Search the material for the word "Time" and report each line where it turns up.
-- Start of Material provided --
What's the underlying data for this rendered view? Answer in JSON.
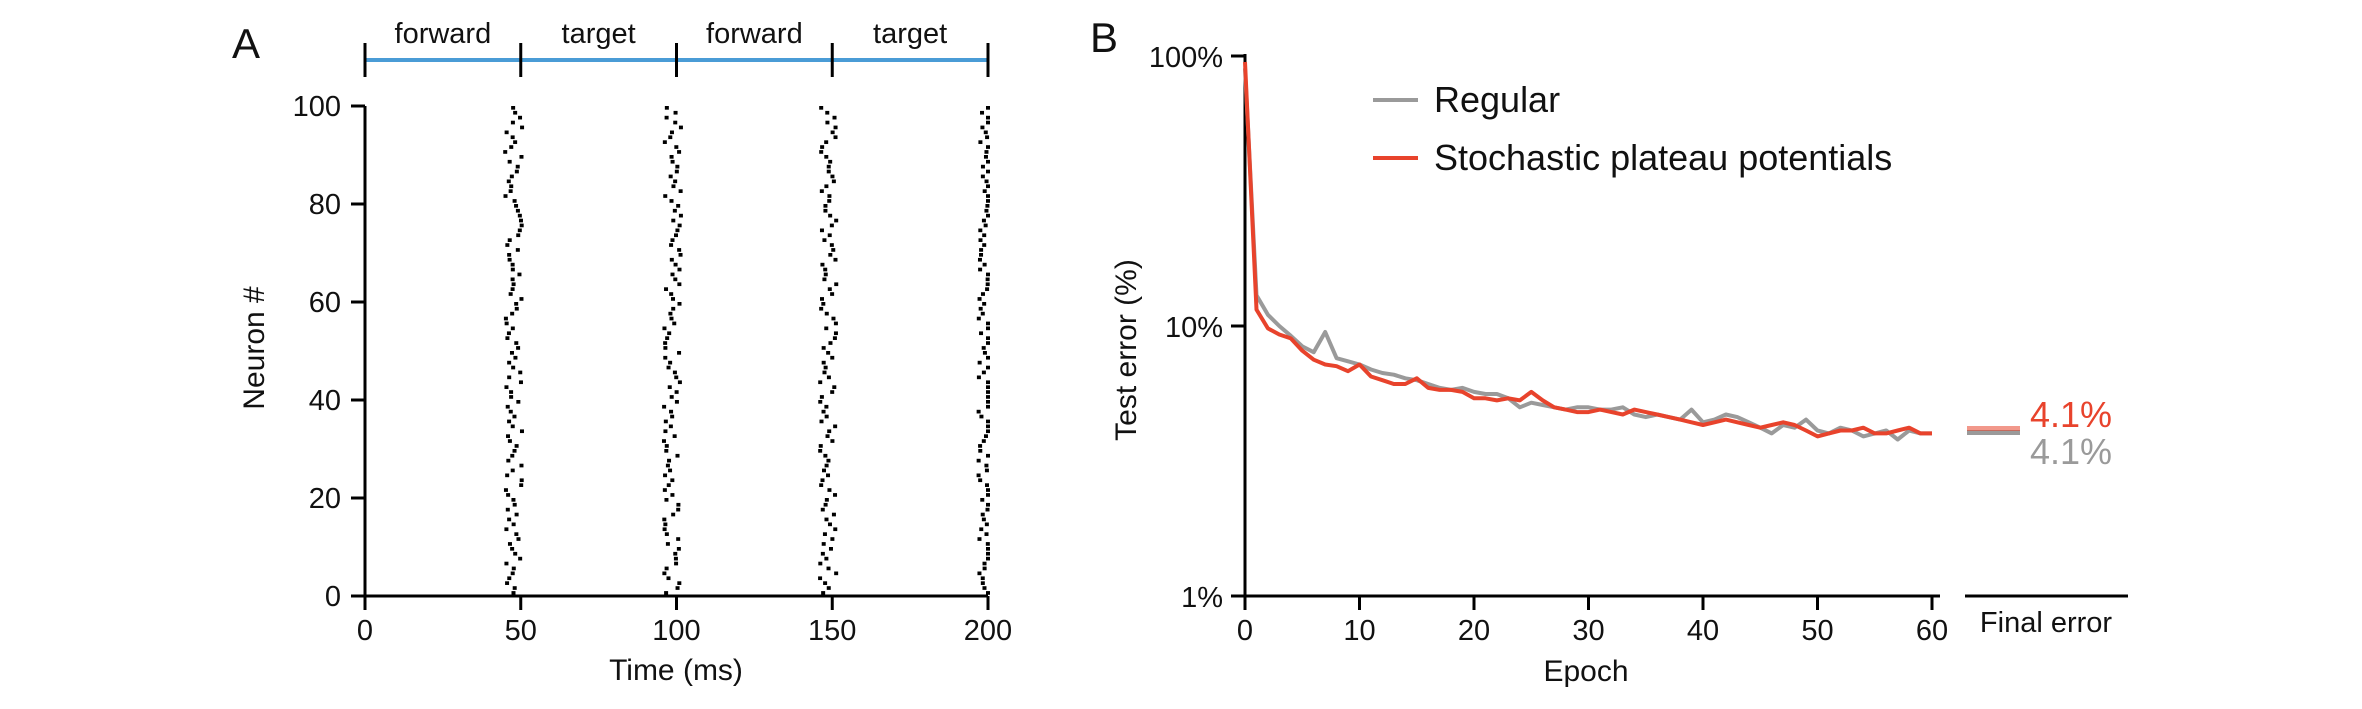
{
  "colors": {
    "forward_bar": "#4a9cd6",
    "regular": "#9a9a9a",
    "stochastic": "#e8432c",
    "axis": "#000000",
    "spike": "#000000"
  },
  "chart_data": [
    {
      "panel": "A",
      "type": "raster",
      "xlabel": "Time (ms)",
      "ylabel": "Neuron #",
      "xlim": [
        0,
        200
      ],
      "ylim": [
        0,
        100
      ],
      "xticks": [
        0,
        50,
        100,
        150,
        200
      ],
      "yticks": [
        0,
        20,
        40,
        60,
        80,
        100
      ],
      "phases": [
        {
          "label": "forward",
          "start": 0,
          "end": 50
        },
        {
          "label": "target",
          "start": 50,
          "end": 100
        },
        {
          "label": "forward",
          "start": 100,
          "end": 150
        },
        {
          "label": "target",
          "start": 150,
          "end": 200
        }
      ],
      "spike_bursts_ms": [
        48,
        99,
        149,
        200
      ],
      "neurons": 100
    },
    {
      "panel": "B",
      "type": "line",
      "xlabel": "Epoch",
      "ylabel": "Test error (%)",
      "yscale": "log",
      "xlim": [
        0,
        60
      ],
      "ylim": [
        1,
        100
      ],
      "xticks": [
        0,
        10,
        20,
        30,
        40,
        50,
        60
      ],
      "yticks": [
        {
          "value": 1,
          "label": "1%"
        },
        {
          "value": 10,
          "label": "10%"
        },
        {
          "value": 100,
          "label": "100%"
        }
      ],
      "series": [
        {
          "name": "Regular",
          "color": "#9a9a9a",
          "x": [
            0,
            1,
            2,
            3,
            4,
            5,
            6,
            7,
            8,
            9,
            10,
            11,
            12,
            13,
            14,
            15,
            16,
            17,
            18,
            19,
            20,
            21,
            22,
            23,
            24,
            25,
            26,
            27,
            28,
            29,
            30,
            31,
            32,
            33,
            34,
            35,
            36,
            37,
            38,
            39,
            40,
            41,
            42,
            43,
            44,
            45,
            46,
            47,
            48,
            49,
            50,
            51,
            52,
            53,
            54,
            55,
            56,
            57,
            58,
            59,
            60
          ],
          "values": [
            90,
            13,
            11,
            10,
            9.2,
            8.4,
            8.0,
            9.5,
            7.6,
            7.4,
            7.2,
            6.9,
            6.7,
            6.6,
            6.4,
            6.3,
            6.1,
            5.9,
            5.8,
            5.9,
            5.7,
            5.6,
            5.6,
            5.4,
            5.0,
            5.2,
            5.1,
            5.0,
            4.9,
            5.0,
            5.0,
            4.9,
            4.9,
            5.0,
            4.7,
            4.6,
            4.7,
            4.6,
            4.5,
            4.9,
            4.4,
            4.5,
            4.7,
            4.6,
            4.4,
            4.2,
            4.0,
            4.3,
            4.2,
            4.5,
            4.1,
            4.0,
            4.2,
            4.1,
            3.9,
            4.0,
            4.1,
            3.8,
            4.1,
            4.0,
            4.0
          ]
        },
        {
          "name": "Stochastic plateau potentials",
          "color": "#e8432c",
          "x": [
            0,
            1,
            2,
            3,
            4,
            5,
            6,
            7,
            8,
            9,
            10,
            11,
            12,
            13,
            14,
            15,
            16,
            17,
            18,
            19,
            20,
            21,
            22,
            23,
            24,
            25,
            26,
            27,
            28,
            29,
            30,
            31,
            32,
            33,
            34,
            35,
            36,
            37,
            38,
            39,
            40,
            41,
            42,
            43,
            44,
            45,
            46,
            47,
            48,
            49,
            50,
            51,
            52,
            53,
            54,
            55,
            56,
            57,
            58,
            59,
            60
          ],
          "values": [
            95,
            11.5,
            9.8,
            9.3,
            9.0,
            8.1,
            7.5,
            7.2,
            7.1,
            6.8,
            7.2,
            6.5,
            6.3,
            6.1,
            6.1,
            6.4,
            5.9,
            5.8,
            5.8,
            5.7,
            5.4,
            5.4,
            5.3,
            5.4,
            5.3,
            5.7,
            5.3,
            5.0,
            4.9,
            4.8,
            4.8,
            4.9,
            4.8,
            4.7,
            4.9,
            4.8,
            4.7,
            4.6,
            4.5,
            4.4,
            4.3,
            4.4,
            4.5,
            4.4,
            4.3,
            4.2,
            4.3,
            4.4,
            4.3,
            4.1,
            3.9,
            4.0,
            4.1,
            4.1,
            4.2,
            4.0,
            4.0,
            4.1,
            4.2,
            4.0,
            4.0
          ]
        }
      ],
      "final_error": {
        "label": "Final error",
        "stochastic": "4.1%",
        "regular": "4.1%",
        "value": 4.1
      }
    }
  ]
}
-- End of Material provided --
-- Start of Material provided --
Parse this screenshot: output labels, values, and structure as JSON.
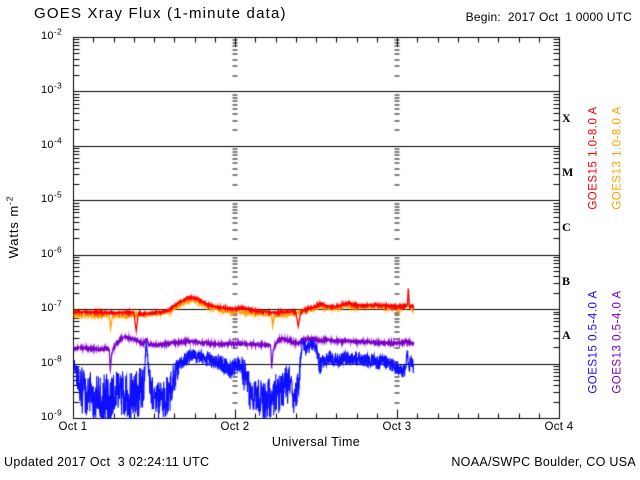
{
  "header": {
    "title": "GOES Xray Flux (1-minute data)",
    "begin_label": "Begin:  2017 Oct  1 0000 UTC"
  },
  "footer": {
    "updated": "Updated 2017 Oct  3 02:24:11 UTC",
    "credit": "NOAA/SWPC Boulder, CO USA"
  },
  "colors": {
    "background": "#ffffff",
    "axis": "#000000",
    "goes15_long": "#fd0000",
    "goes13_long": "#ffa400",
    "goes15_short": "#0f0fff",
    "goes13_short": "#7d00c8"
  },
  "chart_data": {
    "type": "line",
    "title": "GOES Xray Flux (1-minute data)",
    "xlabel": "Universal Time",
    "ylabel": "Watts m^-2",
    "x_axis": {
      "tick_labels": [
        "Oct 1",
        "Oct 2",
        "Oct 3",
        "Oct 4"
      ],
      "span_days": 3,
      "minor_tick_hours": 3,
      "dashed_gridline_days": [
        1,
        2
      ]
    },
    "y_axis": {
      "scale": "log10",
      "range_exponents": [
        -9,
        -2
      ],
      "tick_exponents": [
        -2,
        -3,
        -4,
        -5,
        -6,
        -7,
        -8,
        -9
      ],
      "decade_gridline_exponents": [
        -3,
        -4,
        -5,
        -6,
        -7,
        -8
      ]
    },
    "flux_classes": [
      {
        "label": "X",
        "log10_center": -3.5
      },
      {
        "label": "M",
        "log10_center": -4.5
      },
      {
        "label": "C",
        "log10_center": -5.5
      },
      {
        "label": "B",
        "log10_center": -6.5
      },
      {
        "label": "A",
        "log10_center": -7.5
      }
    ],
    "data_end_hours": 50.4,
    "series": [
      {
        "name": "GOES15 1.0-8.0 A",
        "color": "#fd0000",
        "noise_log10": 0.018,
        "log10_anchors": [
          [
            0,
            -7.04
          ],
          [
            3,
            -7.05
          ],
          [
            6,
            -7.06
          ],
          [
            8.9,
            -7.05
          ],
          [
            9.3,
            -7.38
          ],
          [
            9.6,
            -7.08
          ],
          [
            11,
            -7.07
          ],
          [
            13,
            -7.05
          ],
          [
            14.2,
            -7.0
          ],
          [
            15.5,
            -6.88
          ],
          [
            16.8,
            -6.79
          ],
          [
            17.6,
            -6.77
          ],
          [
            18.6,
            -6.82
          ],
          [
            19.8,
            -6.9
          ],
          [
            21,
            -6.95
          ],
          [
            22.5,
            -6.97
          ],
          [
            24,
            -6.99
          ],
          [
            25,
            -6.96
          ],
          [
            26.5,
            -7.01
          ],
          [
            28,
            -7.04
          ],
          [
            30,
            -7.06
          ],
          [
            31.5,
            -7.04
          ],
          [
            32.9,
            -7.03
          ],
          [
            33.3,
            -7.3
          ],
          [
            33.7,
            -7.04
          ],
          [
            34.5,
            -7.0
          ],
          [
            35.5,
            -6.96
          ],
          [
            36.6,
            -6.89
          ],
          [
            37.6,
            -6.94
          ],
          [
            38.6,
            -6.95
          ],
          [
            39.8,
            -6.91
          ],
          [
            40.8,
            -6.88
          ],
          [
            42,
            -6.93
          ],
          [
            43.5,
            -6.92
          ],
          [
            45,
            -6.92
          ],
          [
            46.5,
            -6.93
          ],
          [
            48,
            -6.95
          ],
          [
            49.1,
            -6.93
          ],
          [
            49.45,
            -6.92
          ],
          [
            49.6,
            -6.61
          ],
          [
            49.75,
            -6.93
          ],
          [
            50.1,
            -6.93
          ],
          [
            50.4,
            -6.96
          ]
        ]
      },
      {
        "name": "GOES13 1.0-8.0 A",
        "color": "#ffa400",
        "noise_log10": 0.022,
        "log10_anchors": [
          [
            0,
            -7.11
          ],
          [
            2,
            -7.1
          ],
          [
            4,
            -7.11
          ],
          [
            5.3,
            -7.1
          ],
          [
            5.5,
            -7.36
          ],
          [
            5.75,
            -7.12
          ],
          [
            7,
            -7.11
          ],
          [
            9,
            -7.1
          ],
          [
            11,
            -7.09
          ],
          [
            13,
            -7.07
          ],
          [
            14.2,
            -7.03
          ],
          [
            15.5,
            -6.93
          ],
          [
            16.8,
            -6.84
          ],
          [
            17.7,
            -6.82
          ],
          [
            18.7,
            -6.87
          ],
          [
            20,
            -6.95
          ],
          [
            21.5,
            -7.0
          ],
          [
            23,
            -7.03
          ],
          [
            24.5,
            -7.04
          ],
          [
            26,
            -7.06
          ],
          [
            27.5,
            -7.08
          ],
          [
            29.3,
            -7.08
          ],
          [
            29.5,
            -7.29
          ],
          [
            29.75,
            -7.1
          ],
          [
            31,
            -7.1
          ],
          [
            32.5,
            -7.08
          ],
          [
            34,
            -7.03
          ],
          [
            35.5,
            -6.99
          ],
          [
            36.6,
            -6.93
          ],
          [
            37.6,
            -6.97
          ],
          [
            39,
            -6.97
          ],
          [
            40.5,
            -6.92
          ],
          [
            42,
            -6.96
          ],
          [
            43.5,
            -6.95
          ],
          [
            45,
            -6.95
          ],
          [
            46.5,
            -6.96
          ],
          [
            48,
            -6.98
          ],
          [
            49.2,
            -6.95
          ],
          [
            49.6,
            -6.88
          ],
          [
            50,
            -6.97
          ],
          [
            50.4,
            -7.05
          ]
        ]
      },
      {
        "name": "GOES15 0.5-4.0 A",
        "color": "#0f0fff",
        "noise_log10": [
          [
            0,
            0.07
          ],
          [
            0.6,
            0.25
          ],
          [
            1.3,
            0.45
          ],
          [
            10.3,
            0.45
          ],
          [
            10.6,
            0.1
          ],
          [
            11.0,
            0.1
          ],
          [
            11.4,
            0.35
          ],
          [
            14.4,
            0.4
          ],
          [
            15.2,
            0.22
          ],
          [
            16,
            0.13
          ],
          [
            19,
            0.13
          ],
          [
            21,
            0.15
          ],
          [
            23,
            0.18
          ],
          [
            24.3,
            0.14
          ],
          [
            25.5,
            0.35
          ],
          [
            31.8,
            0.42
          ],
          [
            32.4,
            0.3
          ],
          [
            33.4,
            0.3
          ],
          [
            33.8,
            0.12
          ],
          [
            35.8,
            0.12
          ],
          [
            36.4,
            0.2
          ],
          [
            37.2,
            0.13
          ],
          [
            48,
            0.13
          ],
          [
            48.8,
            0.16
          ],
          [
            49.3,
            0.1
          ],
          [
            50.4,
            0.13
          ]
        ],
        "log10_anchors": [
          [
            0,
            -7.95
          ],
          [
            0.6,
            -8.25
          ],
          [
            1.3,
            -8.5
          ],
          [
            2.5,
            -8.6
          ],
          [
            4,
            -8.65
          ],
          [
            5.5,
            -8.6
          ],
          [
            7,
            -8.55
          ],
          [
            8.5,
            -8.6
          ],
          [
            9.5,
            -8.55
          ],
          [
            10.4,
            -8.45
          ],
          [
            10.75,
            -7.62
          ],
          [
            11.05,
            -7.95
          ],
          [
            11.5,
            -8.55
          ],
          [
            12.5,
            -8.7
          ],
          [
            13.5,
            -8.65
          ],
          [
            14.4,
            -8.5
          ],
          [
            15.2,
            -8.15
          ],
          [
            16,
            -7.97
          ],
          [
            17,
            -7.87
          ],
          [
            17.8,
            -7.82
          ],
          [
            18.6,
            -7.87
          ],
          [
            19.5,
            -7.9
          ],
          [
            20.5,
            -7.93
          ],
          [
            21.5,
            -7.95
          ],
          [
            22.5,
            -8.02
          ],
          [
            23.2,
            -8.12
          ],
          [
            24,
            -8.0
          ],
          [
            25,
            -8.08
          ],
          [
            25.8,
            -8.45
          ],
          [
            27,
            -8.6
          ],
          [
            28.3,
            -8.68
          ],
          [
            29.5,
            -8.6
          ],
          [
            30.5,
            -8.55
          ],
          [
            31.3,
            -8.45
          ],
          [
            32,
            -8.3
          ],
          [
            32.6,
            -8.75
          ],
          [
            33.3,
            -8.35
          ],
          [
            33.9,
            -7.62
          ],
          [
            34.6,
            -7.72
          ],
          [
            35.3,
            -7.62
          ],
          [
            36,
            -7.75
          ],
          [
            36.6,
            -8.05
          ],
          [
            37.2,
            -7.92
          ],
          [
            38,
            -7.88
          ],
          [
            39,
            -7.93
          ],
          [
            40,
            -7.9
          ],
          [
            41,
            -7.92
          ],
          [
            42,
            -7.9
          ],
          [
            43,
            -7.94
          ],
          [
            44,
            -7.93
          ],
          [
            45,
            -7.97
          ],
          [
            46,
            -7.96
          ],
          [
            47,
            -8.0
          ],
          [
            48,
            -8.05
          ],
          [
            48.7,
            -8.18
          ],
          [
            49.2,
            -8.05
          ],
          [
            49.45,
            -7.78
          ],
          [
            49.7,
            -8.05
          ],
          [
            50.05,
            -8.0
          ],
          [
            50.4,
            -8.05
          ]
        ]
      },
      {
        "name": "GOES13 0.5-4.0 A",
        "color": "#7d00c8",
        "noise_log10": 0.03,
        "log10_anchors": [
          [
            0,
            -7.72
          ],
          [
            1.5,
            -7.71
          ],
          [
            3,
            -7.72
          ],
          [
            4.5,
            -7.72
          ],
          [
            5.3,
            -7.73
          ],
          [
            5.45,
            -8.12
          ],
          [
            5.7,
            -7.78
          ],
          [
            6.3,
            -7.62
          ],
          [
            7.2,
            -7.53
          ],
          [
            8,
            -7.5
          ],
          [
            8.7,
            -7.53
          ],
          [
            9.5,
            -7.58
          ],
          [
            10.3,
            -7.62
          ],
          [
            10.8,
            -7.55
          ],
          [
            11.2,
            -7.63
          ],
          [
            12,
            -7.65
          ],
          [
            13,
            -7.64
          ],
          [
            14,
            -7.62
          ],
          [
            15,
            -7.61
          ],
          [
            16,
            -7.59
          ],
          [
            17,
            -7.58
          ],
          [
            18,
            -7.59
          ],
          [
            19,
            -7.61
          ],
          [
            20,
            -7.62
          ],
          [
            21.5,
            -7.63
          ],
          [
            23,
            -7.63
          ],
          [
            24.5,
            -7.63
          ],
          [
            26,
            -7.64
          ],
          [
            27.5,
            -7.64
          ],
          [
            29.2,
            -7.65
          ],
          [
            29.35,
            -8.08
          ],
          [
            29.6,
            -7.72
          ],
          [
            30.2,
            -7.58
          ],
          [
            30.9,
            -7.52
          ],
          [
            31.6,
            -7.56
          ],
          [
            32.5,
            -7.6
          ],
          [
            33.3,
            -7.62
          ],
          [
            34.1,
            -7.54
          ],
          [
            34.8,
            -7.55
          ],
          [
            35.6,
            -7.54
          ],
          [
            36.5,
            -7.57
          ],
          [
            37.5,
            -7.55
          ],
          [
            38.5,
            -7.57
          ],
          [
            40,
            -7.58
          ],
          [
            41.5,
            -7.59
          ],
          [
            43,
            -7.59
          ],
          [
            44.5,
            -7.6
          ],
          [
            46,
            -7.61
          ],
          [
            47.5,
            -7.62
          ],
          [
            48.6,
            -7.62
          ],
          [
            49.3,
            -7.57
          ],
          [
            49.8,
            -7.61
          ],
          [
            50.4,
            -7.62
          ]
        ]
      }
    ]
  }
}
-- End of Material provided --
→ **Complete output**:
      "xlabel": "Time (ms)",
    "xlabel": "Universal Time",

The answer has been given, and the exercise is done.